» GIVEN TASK
Which lines hold the word "inside"? Copy each one.

------------------------------------------------------------------------

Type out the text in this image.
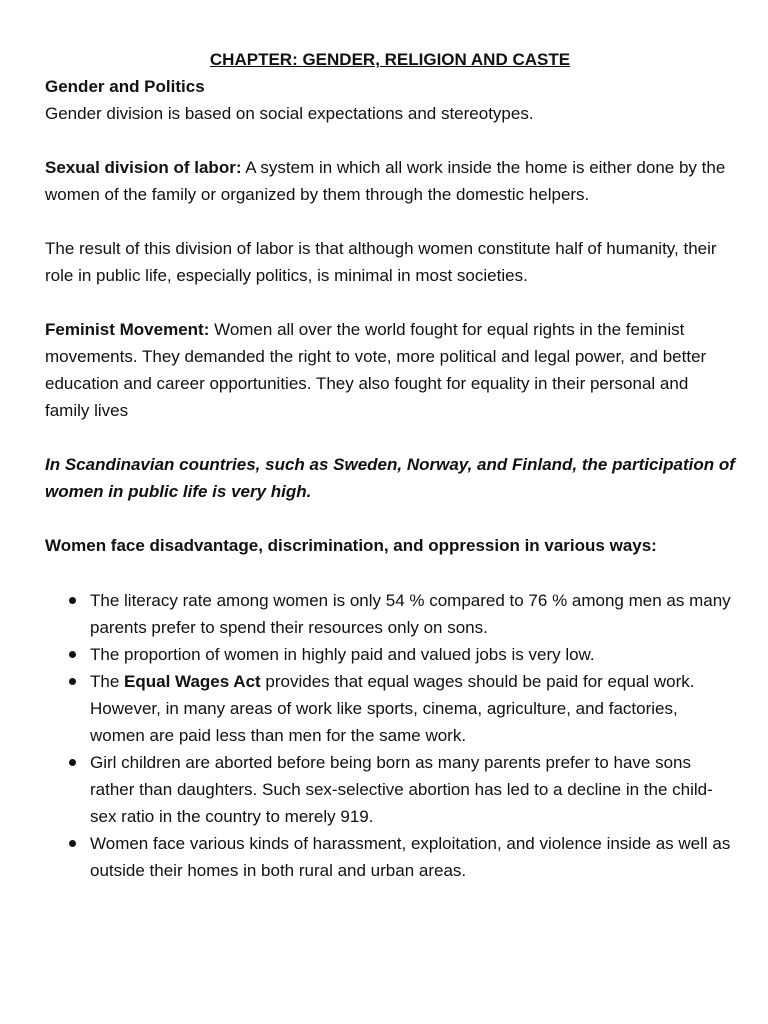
CHAPTER: GENDER, RELIGION AND CASTE

Gender and Politics

Gender division is based on social expectations and stereotypes.

Sexual division of labor: A system in which all work inside the home is either done by the women of the family or organized by them through the domestic helpers.

The result of this division of labor is that although women constitute half of humanity, their role in public life, especially politics, is minimal in most societies.

Feminist Movement: Women all over the world fought for equal rights in the feminist movements. They demanded the right to vote, more political and legal power, and better education and career opportunities. They also fought for equality in their personal and family lives

In Scandinavian countries, such as Sweden, Norway, and Finland, the participation of women in public life is very high.

Women face disadvantage, discrimination, and oppression in various ways:

The literacy rate among women is only 54 % compared to 76 % among men as many parents prefer to spend their resources only on sons.
The proportion of women in highly paid and valued jobs is very low.
The Equal Wages Act provides that equal wages should be paid for equal work. However, in many areas of work like sports, cinema, agriculture, and factories, women are paid less than men for the same work.
Girl children are aborted before being born as many parents prefer to have sons rather than daughters. Such sex-selective abortion has led to a decline in the child-sex ratio in the country to merely 919.
Women face various kinds of harassment, exploitation, and violence inside as well as outside their homes in both rural and urban areas.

------------------------------------------------------------------------

» SOLUTION BELOW
Sexual division of labor: A system in which all work inside the home is either done by the women of the family or organized by them through the domestic helpers.
Women face various kinds of harassment, exploitation, and violence inside as well as outside their homes in both rural and urban areas.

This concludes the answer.